Recorded data
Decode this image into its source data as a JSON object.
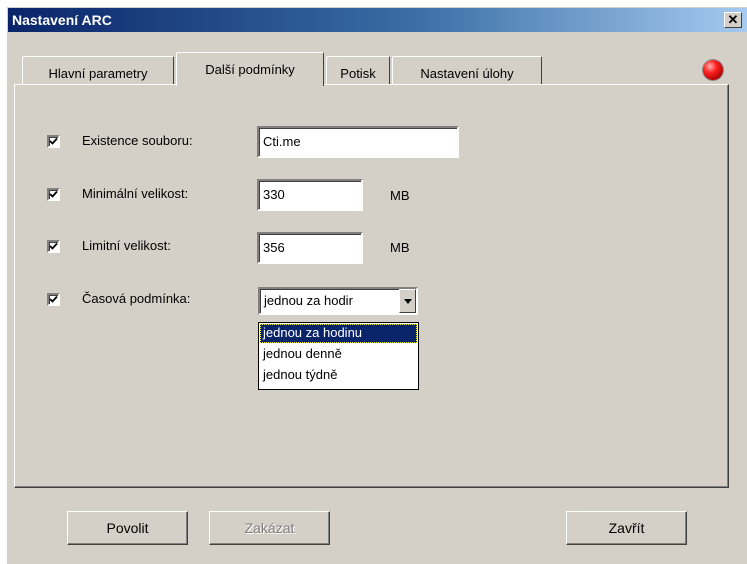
{
  "window": {
    "title": "Nastavení ARC",
    "close_glyph": "✕"
  },
  "tabs": [
    {
      "label": "Hlavní parametry",
      "active": false
    },
    {
      "label": "Další podmínky",
      "active": true
    },
    {
      "label": "Potisk",
      "active": false
    },
    {
      "label": "Nastavení úlohy",
      "active": false
    }
  ],
  "status_led": {
    "icon": "red-led-icon",
    "color": "#ff2020"
  },
  "conditions": {
    "file_exists": {
      "checked": true,
      "label": "Existence souboru:",
      "value": "Cti.me"
    },
    "min_size": {
      "checked": true,
      "label": "Minimální velikost:",
      "value": "330",
      "unit": "MB"
    },
    "limit_size": {
      "checked": true,
      "label": "Limitní velikost:",
      "value": "356",
      "unit": "MB"
    },
    "time_condition": {
      "checked": true,
      "label": "Časová podmínka:",
      "selected": "jednou za hodir",
      "options": [
        "jednou za hodinu",
        "jednou denně",
        "jednou týdně"
      ]
    }
  },
  "buttons": {
    "enable": "Povolit",
    "disable": "Zakázat",
    "close": "Zavřít"
  }
}
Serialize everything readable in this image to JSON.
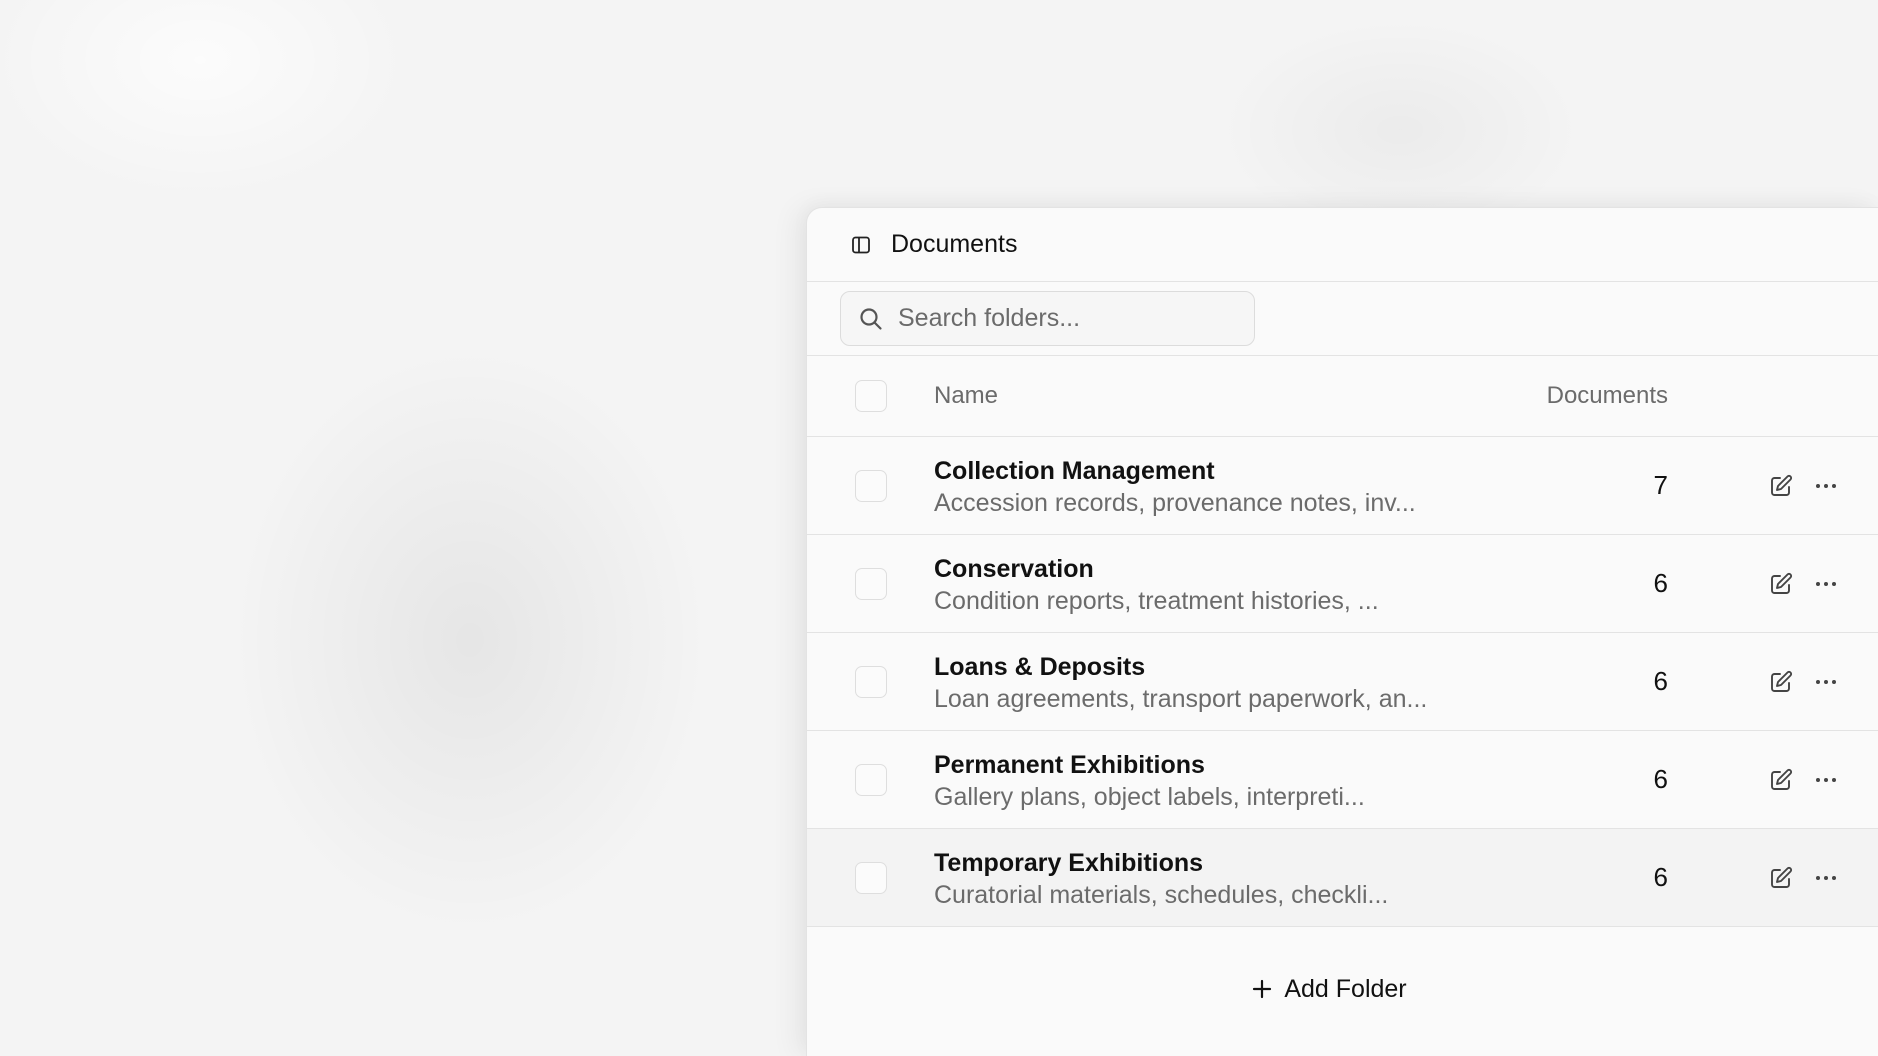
{
  "header": {
    "title": "Documents",
    "icon": "sidebar-panel-icon"
  },
  "search": {
    "placeholder": "Search folders...",
    "icon": "search-icon"
  },
  "table": {
    "columns": {
      "name": "Name",
      "documents": "Documents"
    },
    "rows": [
      {
        "name": "Collection Management",
        "description": "Accession records, provenance notes, inv...",
        "count": "7"
      },
      {
        "name": "Conservation",
        "description": "Condition reports, treatment histories, ...",
        "count": "6"
      },
      {
        "name": "Loans & Deposits",
        "description": "Loan agreements, transport paperwork, an...",
        "count": "6"
      },
      {
        "name": "Permanent Exhibitions",
        "description": "Gallery plans, object labels, interpreti...",
        "count": "6"
      },
      {
        "name": "Temporary Exhibitions",
        "description": "Curatorial materials, schedules, checkli...",
        "count": "6"
      }
    ]
  },
  "footer": {
    "add_label": "Add Folder",
    "icon": "plus-icon"
  },
  "colors": {
    "panel": "#fafafa",
    "border": "#e3e3e3",
    "muted_text": "#6b6b6b",
    "text": "#111111"
  }
}
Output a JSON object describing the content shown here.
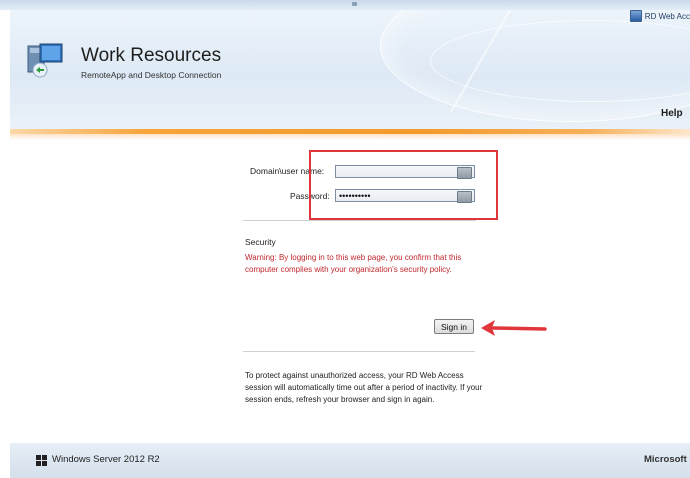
{
  "top_bar": {
    "rd_web_access_label": "RD Web Acc"
  },
  "header": {
    "title": "Work Resources",
    "subtitle": "RemoteApp and Desktop Connection",
    "help_label": "Help"
  },
  "login": {
    "username_label": "Domain\\user name:",
    "username_value": "",
    "password_label": "Password:",
    "password_value": "••••••••••",
    "security_title": "Security",
    "warning_text": "Warning: By logging in to this web page, you confirm that this computer complies with your organization's security policy.",
    "signin_label": "Sign in",
    "timeout_note": "To protect against unauthorized access, your RD Web Access session will automatically time out after a period of inactivity. If your session ends, refresh your browser and sign in again."
  },
  "footer": {
    "os_label": "Windows Server 2012 R2",
    "brand_label": "Microsoft"
  },
  "annotation": {
    "highlight_color": "#e0373d"
  },
  "colors": {
    "accent_orange": "#f39a2b",
    "warning_red": "#c0282d"
  }
}
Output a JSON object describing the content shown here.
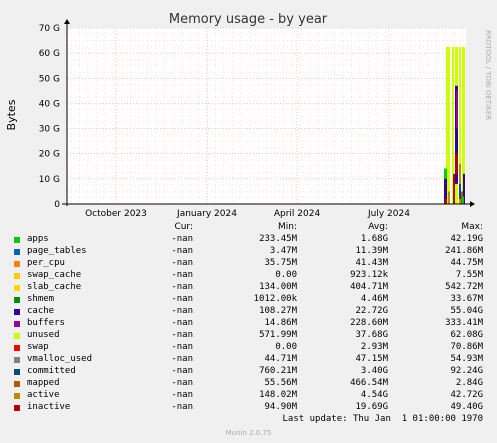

Set problem
Without the pictures, extract every entry verbatim.

Worked answer
Decode this image into its source data as a JSON object.
{
  "window": {
    "title": "Nastavení ARC",
    "close_glyph": "✕"
  },
  "tabs": [
    {
      "label": "Hlavní parametry",
      "active": false
    },
    {
      "label": "Další podmínky",
      "active": true
    },
    {
      "label": "Potisk",
      "active": false
    },
    {
      "label": "Nastavení úlohy",
      "active": false
    }
  ],
  "status_led": {
    "icon": "red-led-icon",
    "color": "#ff2020"
  },
  "conditions": {
    "file_exists": {
      "checked": true,
      "label": "Existence souboru:",
      "value": "Cti.me"
    },
    "min_size": {
      "checked": true,
      "label": "Minimální velikost:",
      "value": "330",
      "unit": "MB"
    },
    "limit_size": {
      "checked": true,
      "label": "Limitní velikost:",
      "value": "356",
      "unit": "MB"
    },
    "time_condition": {
      "checked": true,
      "label": "Časová podmínka:",
      "selected": "jednou za hodir",
      "options": [
        "jednou za hodinu",
        "jednou denně",
        "jednou týdně"
      ]
    }
  },
  "buttons": {
    "enable": "Povolit",
    "disable": "Zakázat",
    "close": "Zavřít"
  }
}
Serialize everything readable in this image to JSON.
{
  "header": {
    "title": "Documents",
    "icon": "sidebar-panel-icon"
  },
  "search": {
    "placeholder": "Search folders...",
    "icon": "search-icon"
  },
  "table": {
    "columns": {
      "name": "Name",
      "documents": "Documents"
    },
    "rows": [
      {
        "name": "Collection Management",
        "description": "Accession records, provenance notes, inv...",
        "count": "7"
      },
      {
        "name": "Conservation",
        "description": "Condition reports, treatment histories, ...",
        "count": "6"
      },
      {
        "name": "Loans & Deposits",
        "description": "Loan agreements, transport paperwork, an...",
        "count": "6"
      },
      {
        "name": "Permanent Exhibitions",
        "description": "Gallery plans, object labels, interpreti...",
        "count": "6"
      },
      {
        "name": "Temporary Exhibitions",
        "description": "Curatorial materials, schedules, checkli...",
        "count": "6"
      }
    ]
  },
  "footer": {
    "add_label": "Add Folder",
    "icon": "plus-icon"
  },
  "colors": {
    "panel": "#fafafa",
    "border": "#e3e3e3",
    "muted_text": "#6b6b6b",
    "text": "#111111"
  }
}
Output a JSON object describing the content shown here.
{
  "top_bar": {
    "rd_web_access_label": "RD Web Acc"
  },
  "header": {
    "title": "Work Resources",
    "subtitle": "RemoteApp and Desktop Connection",
    "help_label": "Help"
  },
  "login": {
    "username_label": "Domain\\user name:",
    "username_value": "",
    "password_label": "Password:",
    "password_value": "••••••••••",
    "security_title": "Security",
    "warning_text": "Warning: By logging in to this web page, you confirm that this computer complies with your organization's security policy.",
    "signin_label": "Sign in",
    "timeout_note": "To protect against unauthorized access, your RD Web Access session will automatically time out after a period of inactivity. If your session ends, refresh your browser and sign in again."
  },
  "footer": {
    "os_label": "Windows Server 2012 R2",
    "brand_label": "Microsoft"
  },
  "annotation": {
    "highlight_color": "#e0373d"
  },
  "colors": {
    "accent_orange": "#f39a2b",
    "warning_red": "#c0282d"
  }
}
Output a JSON object describing the content shown here.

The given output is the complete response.